WHAT TO DO
Here are records with pictures in them. Copy all of them exactly and leave the pictures out.

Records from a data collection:
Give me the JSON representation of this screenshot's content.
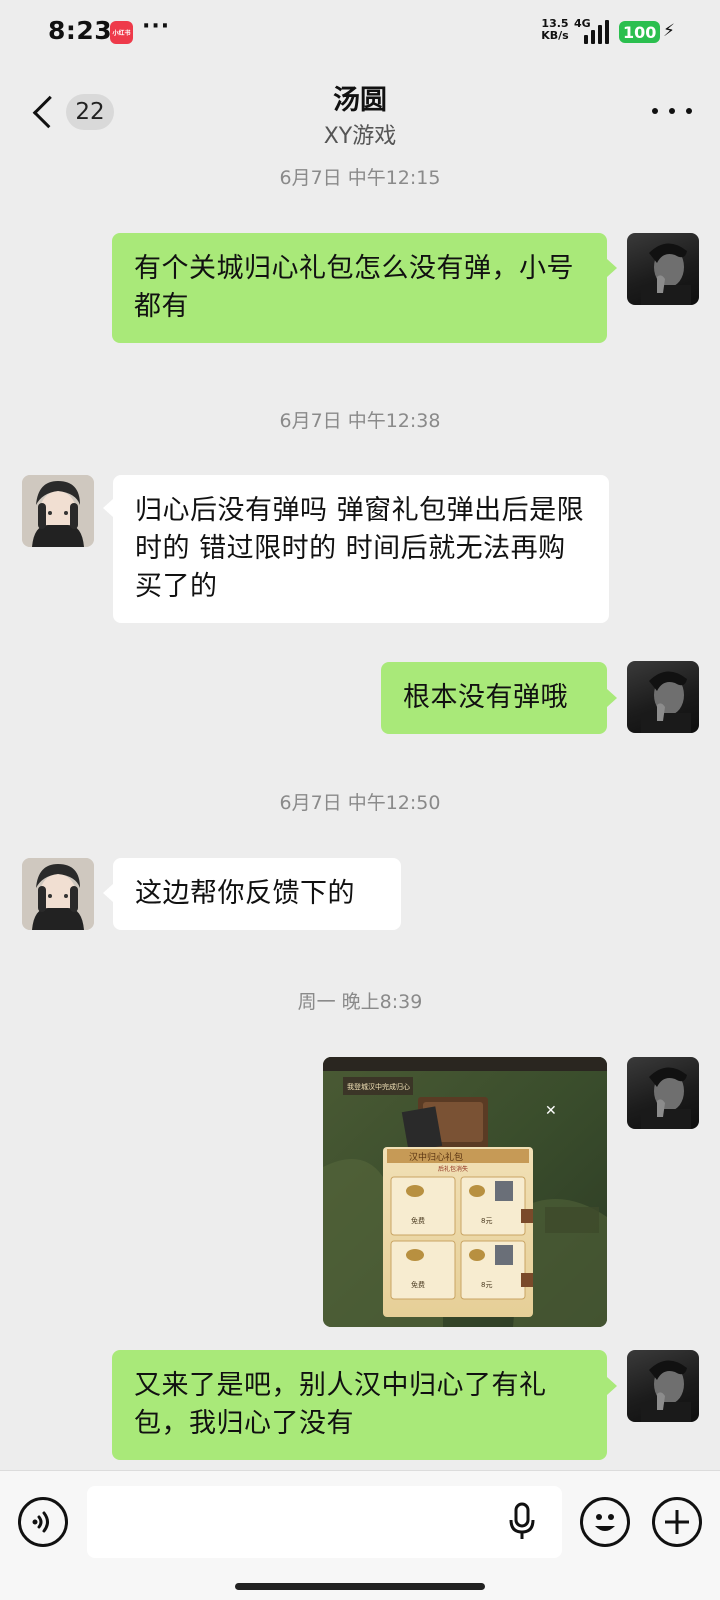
{
  "status_bar": {
    "time": "8:23",
    "app_badge": "小红书",
    "more": "···",
    "speed_value": "13.5",
    "speed_unit": "KB/s",
    "network": "4G",
    "battery": "100"
  },
  "header": {
    "back_count": "22",
    "title": "汤圆",
    "subtitle": "XY游戏"
  },
  "messages": [
    {
      "kind": "timestamp",
      "text": "6月7日 中午12:15"
    },
    {
      "kind": "text",
      "from": "me",
      "text": "有个关城归心礼包怎么没有弹，小号都有"
    },
    {
      "kind": "timestamp",
      "text": "6月7日 中午12:38"
    },
    {
      "kind": "text",
      "from": "other",
      "text": "归心后没有弹吗 弹窗礼包弹出后是限时的 错过限时的 时间后就无法再购买了的"
    },
    {
      "kind": "text",
      "from": "me",
      "text": "根本没有弹哦"
    },
    {
      "kind": "timestamp",
      "text": "6月7日 中午12:50"
    },
    {
      "kind": "text",
      "from": "other",
      "text": "这边帮你反馈下的"
    },
    {
      "kind": "timestamp",
      "text": "周一 晚上8:39"
    },
    {
      "kind": "image",
      "from": "me",
      "popup_banner": "我登城汉中完成归心",
      "popup_title": "汉中归心礼包",
      "popup_timer": "后礼包消失",
      "item_free": "免费",
      "item_price": "8元"
    },
    {
      "kind": "text",
      "from": "me",
      "text": "又来了是吧，别人汉中归心了有礼包，我归心了没有"
    }
  ],
  "input_bar": {
    "placeholder": ""
  },
  "colors": {
    "my_bubble": "#a9e979",
    "their_bubble": "#ffffff",
    "background": "#ededed",
    "battery": "#2bbf4f"
  }
}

SOLVED PROBLEM
Give me the JSON representation of this screenshot's content.
{
  "status_bar": {
    "time": "8:23",
    "app_badge": "小红书",
    "more": "···",
    "speed_value": "13.5",
    "speed_unit": "KB/s",
    "network": "4G",
    "battery": "100"
  },
  "header": {
    "back_count": "22",
    "title": "汤圆",
    "subtitle": "XY游戏"
  },
  "messages": [
    {
      "kind": "timestamp",
      "text": "6月7日 中午12:15"
    },
    {
      "kind": "text",
      "from": "me",
      "text": "有个关城归心礼包怎么没有弹，小号都有"
    },
    {
      "kind": "timestamp",
      "text": "6月7日 中午12:38"
    },
    {
      "kind": "text",
      "from": "other",
      "text": "归心后没有弹吗 弹窗礼包弹出后是限时的 错过限时的 时间后就无法再购买了的"
    },
    {
      "kind": "text",
      "from": "me",
      "text": "根本没有弹哦"
    },
    {
      "kind": "timestamp",
      "text": "6月7日 中午12:50"
    },
    {
      "kind": "text",
      "from": "other",
      "text": "这边帮你反馈下的"
    },
    {
      "kind": "timestamp",
      "text": "周一 晚上8:39"
    },
    {
      "kind": "image",
      "from": "me",
      "popup_banner": "我登城汉中完成归心",
      "popup_title": "汉中归心礼包",
      "popup_timer": "后礼包消失",
      "item_free": "免费",
      "item_price": "8元"
    },
    {
      "kind": "text",
      "from": "me",
      "text": "又来了是吧，别人汉中归心了有礼包，我归心了没有"
    }
  ],
  "input_bar": {
    "placeholder": ""
  },
  "colors": {
    "my_bubble": "#a9e979",
    "their_bubble": "#ffffff",
    "background": "#ededed",
    "battery": "#2bbf4f"
  }
}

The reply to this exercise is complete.